WORK TO COMPLETE >> Count how many lines mention the word "variances". Write that number alone.

-- start of EXTRACTED INFORMATION --

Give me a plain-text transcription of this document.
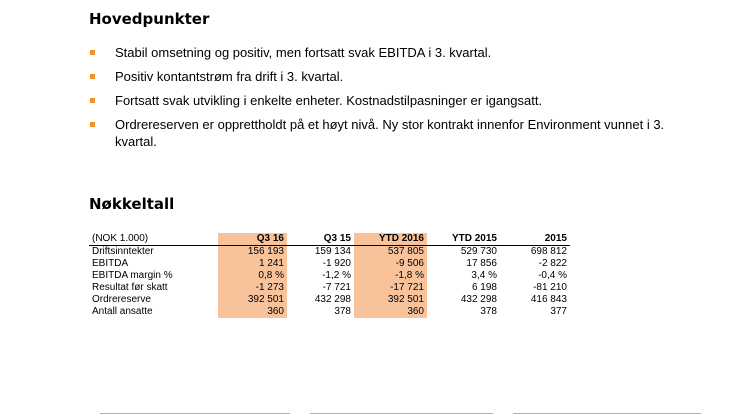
Hovedpunkter
Stabil omsetning og positiv, men fortsatt svak EBITDA i 3. kvartal.
Positiv kontantstrøm fra drift i 3. kvartal.
Fortsatt svak utvikling i enkelte enheter. Kostnadstilpasninger er igangsatt.
Ordrereserven er opprettholdt på et høyt nivå. Ny stor kontrakt innenfor Environment vunnet i 3. kvartal.
Nøkkeltall
(NOK 1.000)	Q3 16	Q3 15	YTD 2016	YTD 2015	2015
Driftsinntekter	156 193	159 134	537 805	529 730	698 812
EBITDA	1 241	-1 920	-9 506	17 856	-2 822
EBITDA margin %	0,8 %	-1,2 %	-1,8 %	3,4 %	-0,4 %
Resultat før skatt	-1 273	-7 721	-17 721	6 198	-81 210
Ordrereserve	392 501	432 298	392 501	432 298	416 843
Antall ansatte	360	378	360	378	377
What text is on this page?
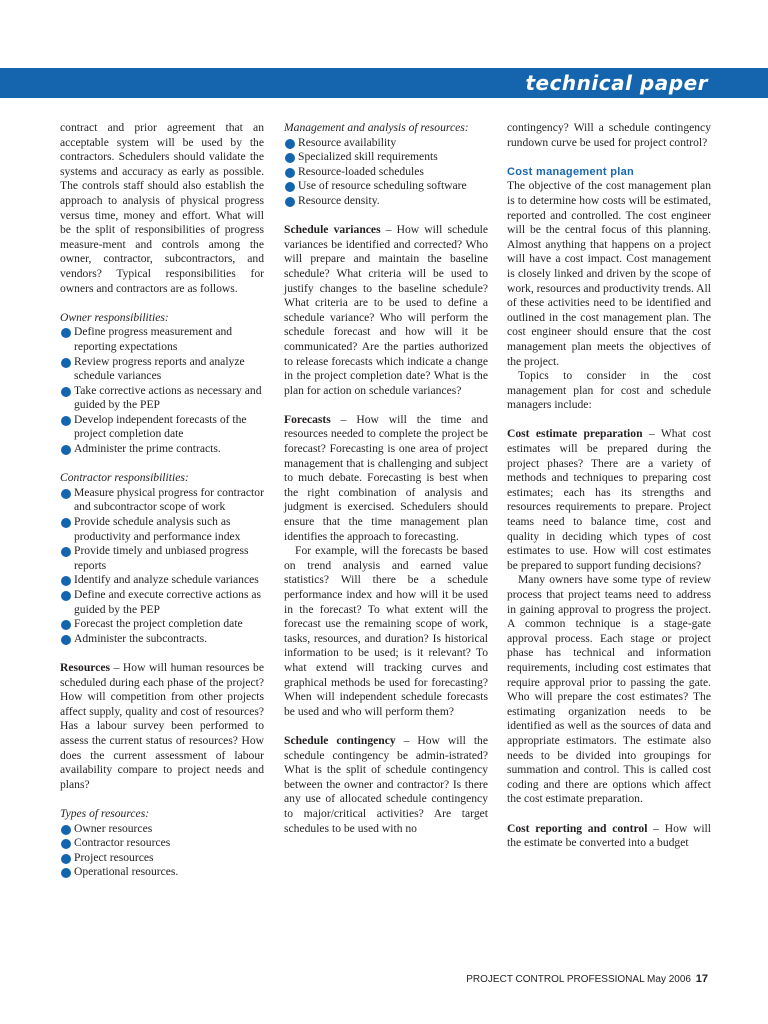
technical paper

contract and prior agreement that an acceptable system will be used by the contractors. Schedulers should validate the systems and accuracy as early as possible. The controls staff should also establish the approach to analysis of physical progress versus time, money and effort. What will be the split of responsibilities of progress measure-ment and controls among the owner, contractor, subcontractors, and vendors? Typical responsibilities for owners and contractors are as follows.

Owner responsibilities:

Define progress measurement and reporting expectations
Review progress reports and analyze schedule variances
Take corrective actions as necessary and guided by the PEP
Develop independent forecasts of the project completion date
Administer the prime contracts.

Contractor responsibilities:

Measure physical progress for contractor and subcontractor scope of work
Provide schedule analysis such as productivity and performance index
Provide timely and unbiased progress reports
Identify and analyze schedule variances
Define and execute corrective actions as guided by the PEP
Forecast the project completion date
Administer the subcontracts.

Resources – How will human resources be scheduled during each phase of the project? How will competition from other projects affect supply, quality and cost of resources? Has a labour survey been performed to assess the current status of resources? How does the current assessment of labour availability compare to project needs and plans?

Types of resources:

Owner resources
Contractor resources
Project resources
Operational resources.

Management and analysis of resources:

Resource availability
Specialized skill requirements
Resource-loaded schedules
Use of resource scheduling software
Resource density.

Schedule variances – How will schedule variances be identified and corrected? Who will prepare and maintain the baseline schedule? What criteria will be used to justify changes to the baseline schedule? What criteria are to be used to define a schedule variance? Who will perform the schedule forecast and how will it be communicated? Are the parties authorized to release forecasts which indicate a change in the project completion date? What is the plan for action on schedule variances?

Forecasts – How will the time and resources needed to complete the project be forecast? Forecasting is one area of project management that is challenging and subject to much debate. Forecasting is best when the right combination of analysis and judgment is exercised. Schedulers should ensure that the time management plan identifies the approach to forecasting.

For example, will the forecasts be based on trend analysis and earned value statistics? Will there be a schedule performance index and how will it be used in the forecast? To what extent will the forecast use the remaining scope of work, tasks, resources, and duration? Is historical information to be used; is it relevant? To what extend will tracking curves and graphical methods be used for forecasting? When will independent schedule forecasts be used and who will perform them?

Schedule contingency – How will the schedule contingency be admin-istrated? What is the split of schedule contingency between the owner and contractor? Is there any use of allocated schedule contingency to major/critical activities? Are target schedules to be used with no

contingency? Will a schedule contingency rundown curve be used for project control?

Cost management plan

The objective of the cost management plan is to determine how costs will be estimated, reported and controlled. The cost engineer will be the central focus of this planning. Almost anything that happens on a project will have a cost impact. Cost management is closely linked and driven by the scope of work, resources and productivity trends. All of these activities need to be identified and outlined in the cost management plan. The cost engineer should ensure that the cost management plan meets the objectives of the project.

Topics to consider in the cost management plan for cost and schedule managers include:

Cost estimate preparation – What cost estimates will be prepared during the project phases? There are a variety of methods and techniques to preparing cost estimates; each has its strengths and resources requirements to prepare. Project teams need to balance time, cost and quality in deciding which types of cost estimates to use. How will cost estimates be prepared to support funding decisions?

Many owners have some type of review process that project teams need to address in gaining approval to progress the project. A common technique is a stage-gate approval process. Each stage or project phase has technical and information requirements, including cost estimates that require approval prior to passing the gate. Who will prepare the cost estimates? The estimating organization needs to be identified as well as the sources of data and appropriate estimators. The estimate also needs to be divided into groupings for summation and control. This is called cost coding and there are options which affect the cost estimate preparation.

Cost reporting and control – How will the estimate be converted into a budget

PROJECT CONTROL PROFESSIONAL May 2006 17
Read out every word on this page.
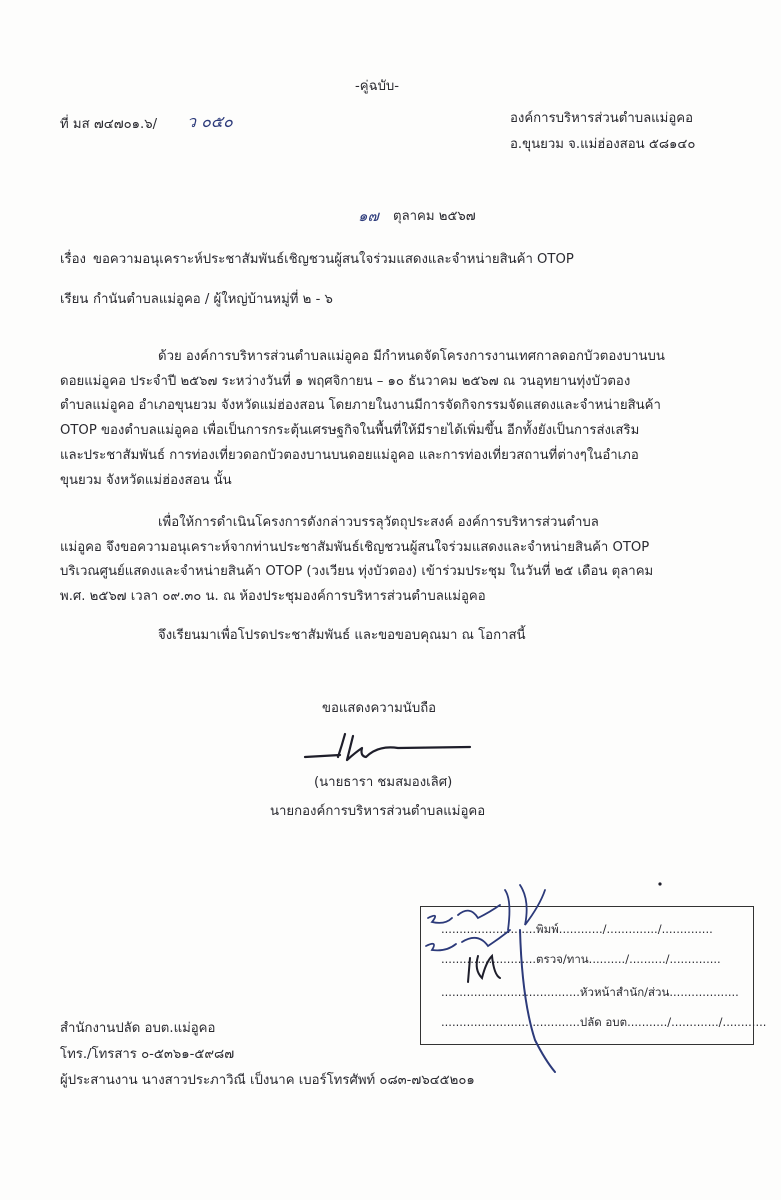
-คู่ฉบับ-
ที่ มส ๗๔๗๐๑.๖/ ว ๐๕๐	องค์การบริหารส่วนตำบลแม่อูคอ
อ.ขุนยวม จ.แม่ฮ่องสอน ๕๘๑๔๐
๑๗ ตุลาคม ๒๕๖๗
เรื่อง ขอความอนุเคราะห์ประชาสัมพันธ์เชิญชวนผู้สนใจร่วมแสดงและจำหน่ายสินค้า OTOP
เรียน กำนันตำบลแม่อูคอ / ผู้ใหญ่บ้านหมู่ที่ ๒ - ๖
ด้วย องค์การบริหารส่วนตำบลแม่อูคอ มีกำหนดจัดโครงการงานเทศกาลดอกบัวตองบานบน
ดอยแม่อูคอ ประจำปี ๒๕๖๗ ระหว่างวันที่ ๑ พฤศจิกายน – ๑๐ ธันวาคม ๒๕๖๗ ณ วนอุทยานทุ่งบัวตอง
ตำบลแม่อูคอ อำเภอขุนยวม จังหวัดแม่ฮ่องสอน โดยภายในงานมีการจัดกิจกรรมจัดแสดงและจำหน่ายสินค้า
OTOP ของตำบลแม่อูคอ เพื่อเป็นการกระตุ้นเศรษฐกิจในพื้นที่ให้มีรายได้เพิ่มขึ้น อีกทั้งยังเป็นการส่งเสริม
และประชาสัมพันธ์ การท่องเที่ยวดอกบัวตองบานบนดอยแม่อูคอ และการท่องเที่ยวสถานที่ต่างๆในอำเภอ
ขุนยวม จังหวัดแม่ฮ่องสอน นั้น
เพื่อให้การดำเนินโครงการดังกล่าวบรรลุวัตถุประสงค์ องค์การบริหารส่วนตำบล
แม่อูคอ จึงขอความอนุเคราะห์จากท่านประชาสัมพันธ์เชิญชวนผู้สนใจร่วมแสดงและจำหน่ายสินค้า OTOP
บริเวณศูนย์แสดงและจำหน่ายสินค้า OTOP (วงเวียน ทุ่งบัวตอง) เข้าร่วมประชุม ในวันที่ ๒๕ เดือน ตุลาคม
พ.ศ. ๒๕๖๗ เวลา ๐๙.๓๐ น. ณ ห้องประชุมองค์การบริหารส่วนตำบลแม่อูคอ
จึงเรียนมาเพื่อโปรดประชาสัมพันธ์ และขอขอบคุณมา ณ โอกาสนี้
ขอแสดงความนับถือ
(นายธารา ชมสมองเลิศ)
นายกองค์การบริหารส่วนตำบลแม่อูคอ
..........................พิมพ์............/............../..............
..........................ตรวจ/ทาน........../........../..............
......................................หัวหน้าสำนัก/ส่วน...................
......................................ปลัด อบต.........../............./............
สำนักงานปลัด อบต.แม่อูคอ
โทร./โทรสาร ๐-๕๓๖๑-๕๙๘๗
ผู้ประสานงาน นางสาวประภาวิณี เป็งนาค เบอร์โทรศัพท์ ๐๘๓-๗๖๔๕๒๐๑
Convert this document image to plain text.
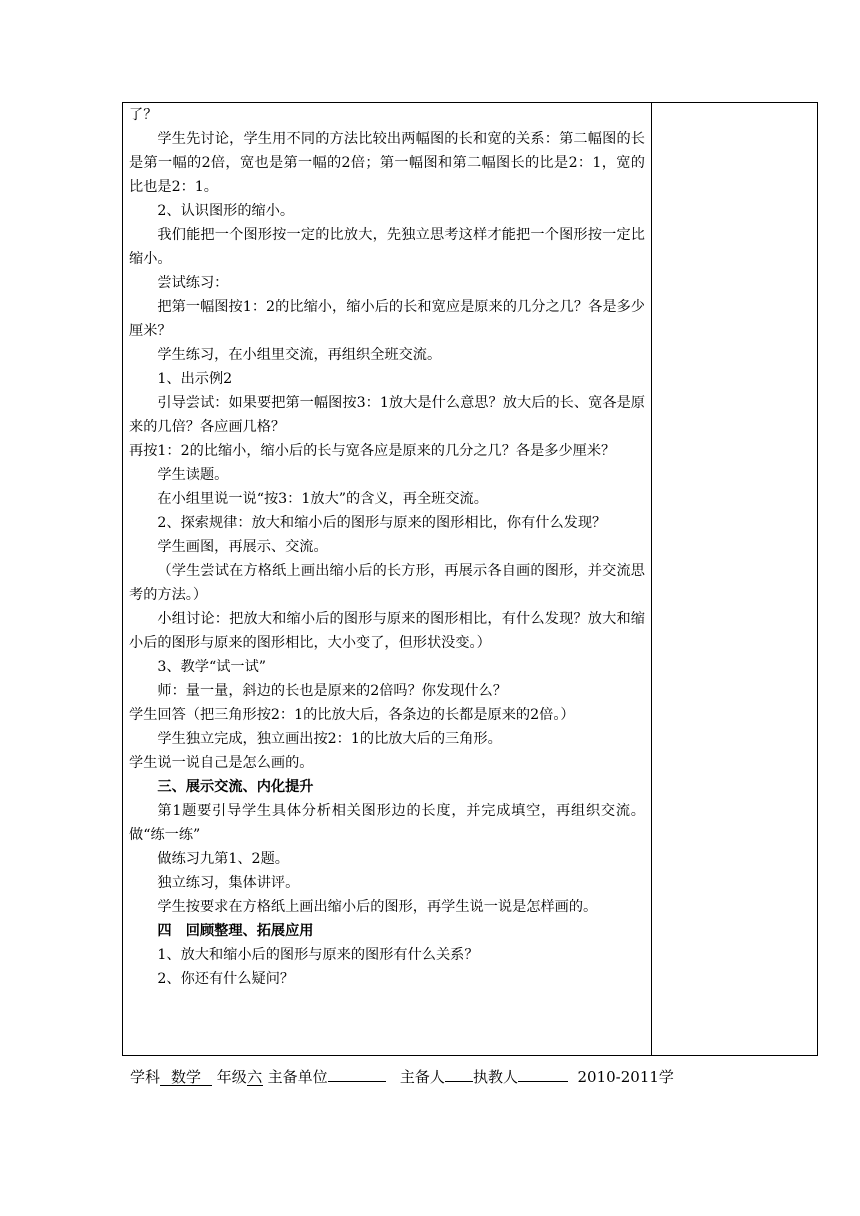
了？

学生先讨论，学生用不同的方法比较出两幅图的长和宽的关系：第二幅图的长是第一幅的2倍，宽也是第一幅的2倍；第一幅图和第二幅图长的比是2：1，宽的比也是2：1。

2、认识图形的缩小。

我们能把一个图形按一定的比放大，先独立思考这样才能把一个图形按一定比缩小。

尝试练习：

把第一幅图按1：2的比缩小，缩小后的长和宽应是原来的几分之几？各是多少厘米？

学生练习，在小组里交流，再组织全班交流。

1、出示例2

引导尝试：如果要把第一幅图按3：1放大是什么意思？放大后的长、宽各是原来的几倍？各应画几格？

再按1：2的比缩小，缩小后的长与宽各应是原来的几分之几？各是多少厘米？

学生读题。

在小组里说一说“按3：1放大”的含义，再全班交流。

2、探索规律：放大和缩小后的图形与原来的图形相比，你有什么发现？

学生画图，再展示、交流。

（学生尝试在方格纸上画出缩小后的长方形，再展示各自画的图形，并交流思考的方法。）

小组讨论：把放大和缩小后的图形与原来的图形相比，有什么发现？放大和缩小后的图形与原来的图形相比，大小变了，但形状没变。）

3、教学“试一试”

师：量一量，斜边的长也是原来的2倍吗？你发现什么？

学生回答（把三角形按2：1的比放大后，各条边的长都是原来的2倍。）

学生独立完成，独立画出按2：1的比放大后的三角形。

学生说一说自己是怎么画的。

三、展示交流、内化提升

第1题要引导学生具体分析相关图形边的长度，并完成填空，再组织交流。做“练一练”

做练习九第1、2题。

独立练习，集体讲评。

学生按要求在方格纸上画出缩小后的图形，再学生说一说是怎样画的。

四　回顾整理、拓展应用

1、放大和缩小后的图形与原来的图形有什么关系？

2、你还有什么疑问？

学科 数学 年级六 主备单位	主备人 执教人	2010-2011学
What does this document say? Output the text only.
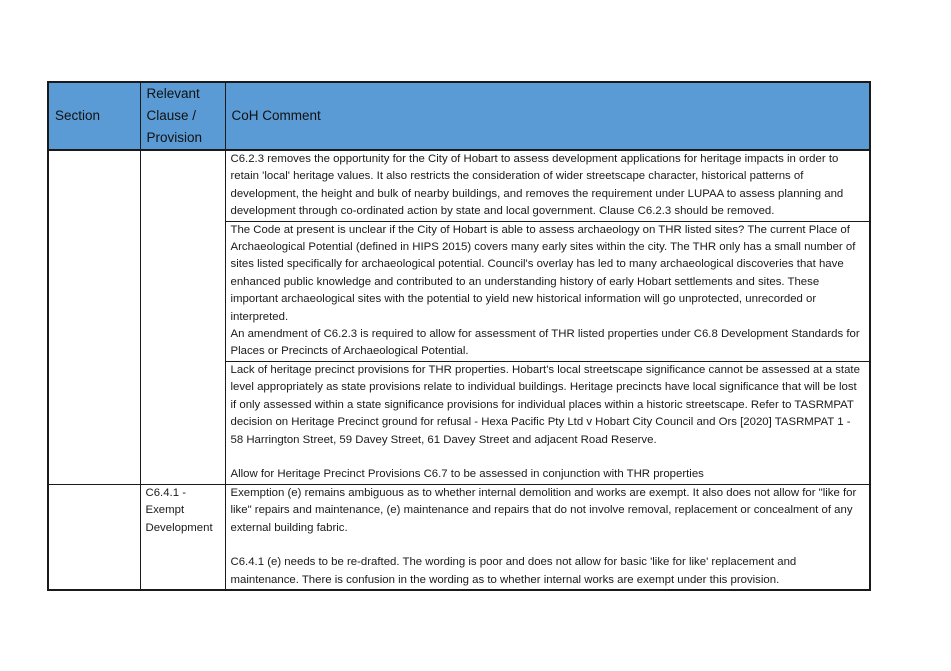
Section	Relevant Clause / Provision	CoH Comment

		C6.2.3 removes the opportunity for the City of Hobart to assess development applications for heritage impacts in order to retain 'local' heritage values. It also restricts the consideration of wider streetscape character, historical patterns of development, the height and bulk of nearby buildings, and removes the requirement under LUPAA to assess planning and development through co-ordinated action by state and local government. Clause C6.2.3 should be removed.

		The Code at present is unclear if the City of Hobart is able to assess archaeology on THR listed sites? The current Place of Archaeological Potential (defined in HIPS 2015) covers many early sites within the city. The THR only has a small number of sites listed specifically for archaeological potential. Council's overlay has led to many archaeological discoveries that have enhanced public knowledge and contributed to an understanding history of early Hobart settlements and sites. These important archaeological sites with the potential to yield new historical information will go unprotected, unrecorded or interpreted.

An amendment of C6.2.3 is required to allow for assessment of THR listed properties under C6.8 Development Standards for Places or Precincts of Archaeological Potential.

		Lack of heritage precinct provisions for THR properties. Hobart's local streetscape significance cannot be assessed at a state level appropriately as state provisions relate to individual buildings. Heritage precincts have local significance that will be lost if only assessed within a state significance provisions for individual places within a historic streetscape. Refer to TASRMPAT decision on Heritage Precinct ground for refusal - Hexa Pacific Pty Ltd v Hobart City Council and Ors [2020] TASRMPAT 1 - 58 Harrington Street, 59 Davey Street, 61 Davey Street and adjacent Road Reserve.

Allow for Heritage Precinct Provisions C6.7 to be assessed in conjunction with THR properties

	C6.4.1 - Exempt Development	Exemption (e) remains ambiguous as to whether internal demolition and works are exempt. It also does not allow for "like for like" repairs and maintenance, (e) maintenance and repairs that do not involve removal, replacement or concealment of any external building fabric.

C6.4.1 (e) needs to be re-drafted. The wording is poor and does not allow for basic 'like for like' replacement and maintenance. There is confusion in the wording as to whether internal works are exempt under this provision.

-- end of EXTRACTED INFORMATION --

EXPECTED OUTPUT >> 3